**Written exercise**
Using the entries that follow, count the lines containing the word "into" and give that number by itself.

-- BEGIN Entries shown --

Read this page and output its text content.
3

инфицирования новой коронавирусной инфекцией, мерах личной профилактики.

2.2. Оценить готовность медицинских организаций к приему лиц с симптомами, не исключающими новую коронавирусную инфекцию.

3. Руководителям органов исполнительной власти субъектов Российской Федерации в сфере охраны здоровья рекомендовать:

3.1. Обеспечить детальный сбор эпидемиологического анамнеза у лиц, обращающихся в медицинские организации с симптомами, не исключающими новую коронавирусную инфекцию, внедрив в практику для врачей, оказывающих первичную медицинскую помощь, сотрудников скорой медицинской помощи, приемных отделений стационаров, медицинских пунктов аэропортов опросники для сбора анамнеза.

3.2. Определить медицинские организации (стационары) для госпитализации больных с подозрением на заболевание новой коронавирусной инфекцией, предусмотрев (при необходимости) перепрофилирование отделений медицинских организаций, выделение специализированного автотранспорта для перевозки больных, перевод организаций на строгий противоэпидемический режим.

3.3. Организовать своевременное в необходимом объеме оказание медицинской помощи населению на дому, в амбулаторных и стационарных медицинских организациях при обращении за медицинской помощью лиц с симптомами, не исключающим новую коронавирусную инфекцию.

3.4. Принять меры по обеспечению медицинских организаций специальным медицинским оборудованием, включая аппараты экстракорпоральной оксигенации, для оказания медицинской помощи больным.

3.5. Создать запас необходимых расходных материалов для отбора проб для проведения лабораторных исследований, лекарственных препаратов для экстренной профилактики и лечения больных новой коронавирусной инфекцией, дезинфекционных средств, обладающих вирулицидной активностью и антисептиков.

-- END Entries shown --
-- BEGIN Entries shown --

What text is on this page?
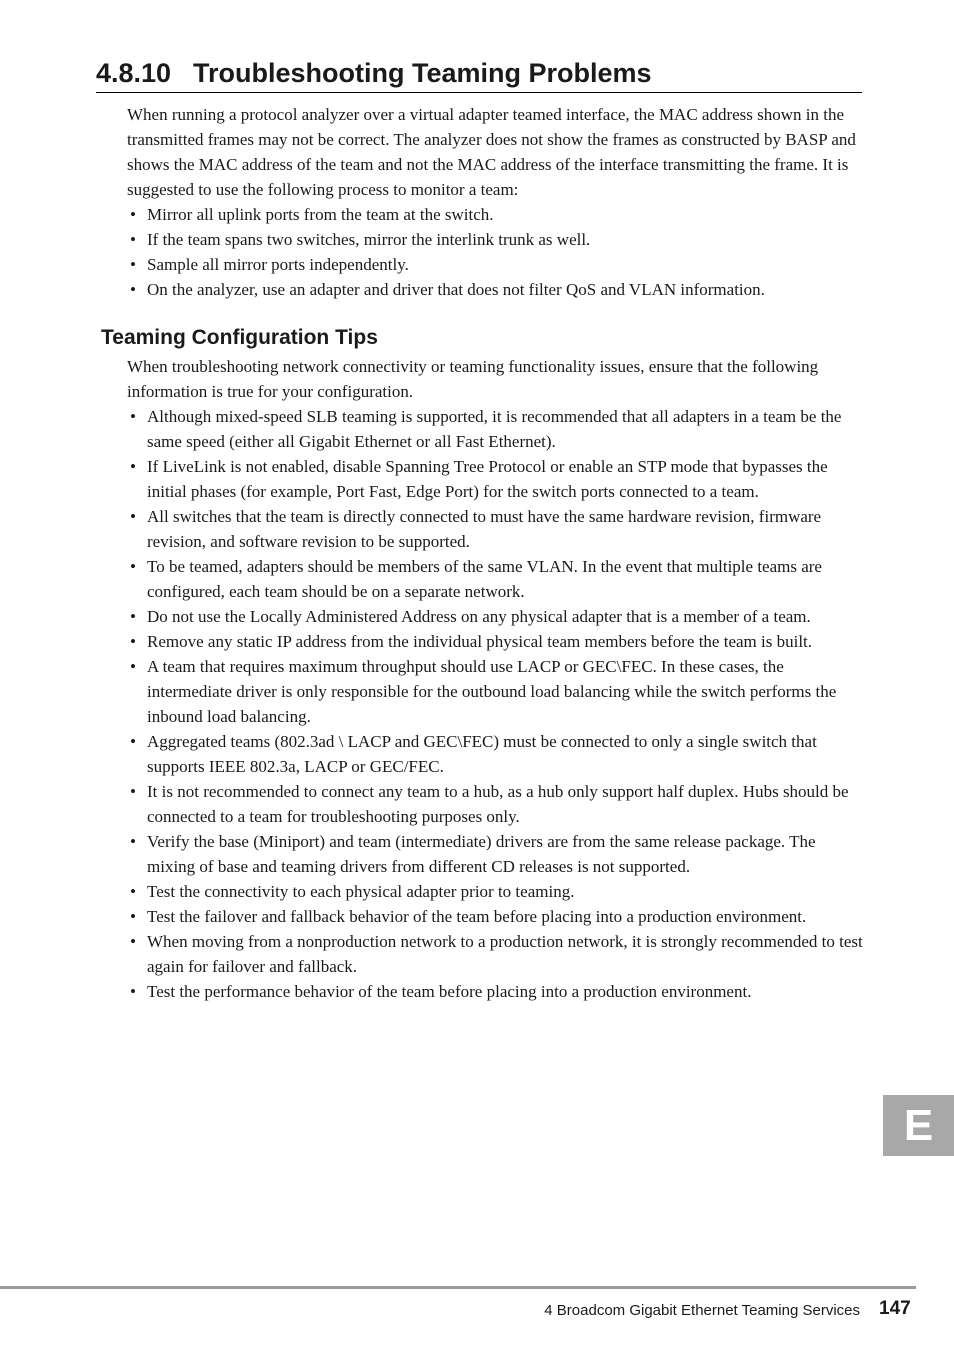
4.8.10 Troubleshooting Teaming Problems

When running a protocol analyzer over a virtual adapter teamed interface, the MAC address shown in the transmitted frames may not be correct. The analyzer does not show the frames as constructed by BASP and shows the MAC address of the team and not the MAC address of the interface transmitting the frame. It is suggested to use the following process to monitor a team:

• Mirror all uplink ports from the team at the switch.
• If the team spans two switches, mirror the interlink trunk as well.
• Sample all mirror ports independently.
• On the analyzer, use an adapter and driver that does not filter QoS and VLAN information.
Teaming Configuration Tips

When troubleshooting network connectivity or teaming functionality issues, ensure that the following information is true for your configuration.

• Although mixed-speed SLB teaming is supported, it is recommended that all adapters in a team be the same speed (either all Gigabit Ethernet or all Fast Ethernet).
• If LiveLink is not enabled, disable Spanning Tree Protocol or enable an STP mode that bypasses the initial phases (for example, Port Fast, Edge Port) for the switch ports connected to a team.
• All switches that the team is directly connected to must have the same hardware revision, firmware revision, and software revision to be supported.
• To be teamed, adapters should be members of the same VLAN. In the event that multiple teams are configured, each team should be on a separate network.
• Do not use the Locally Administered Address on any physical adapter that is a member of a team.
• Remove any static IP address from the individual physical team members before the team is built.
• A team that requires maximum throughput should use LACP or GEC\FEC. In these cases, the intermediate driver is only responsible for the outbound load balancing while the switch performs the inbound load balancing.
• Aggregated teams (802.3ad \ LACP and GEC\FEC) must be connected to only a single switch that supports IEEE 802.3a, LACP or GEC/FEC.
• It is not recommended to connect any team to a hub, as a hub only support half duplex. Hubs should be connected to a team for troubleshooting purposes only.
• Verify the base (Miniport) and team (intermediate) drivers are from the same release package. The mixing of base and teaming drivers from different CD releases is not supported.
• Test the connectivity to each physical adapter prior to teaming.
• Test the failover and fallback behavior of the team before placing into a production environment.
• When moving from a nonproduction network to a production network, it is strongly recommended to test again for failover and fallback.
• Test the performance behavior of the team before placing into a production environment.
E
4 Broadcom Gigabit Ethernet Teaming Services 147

-- END Entries shown --

**Complete output**
2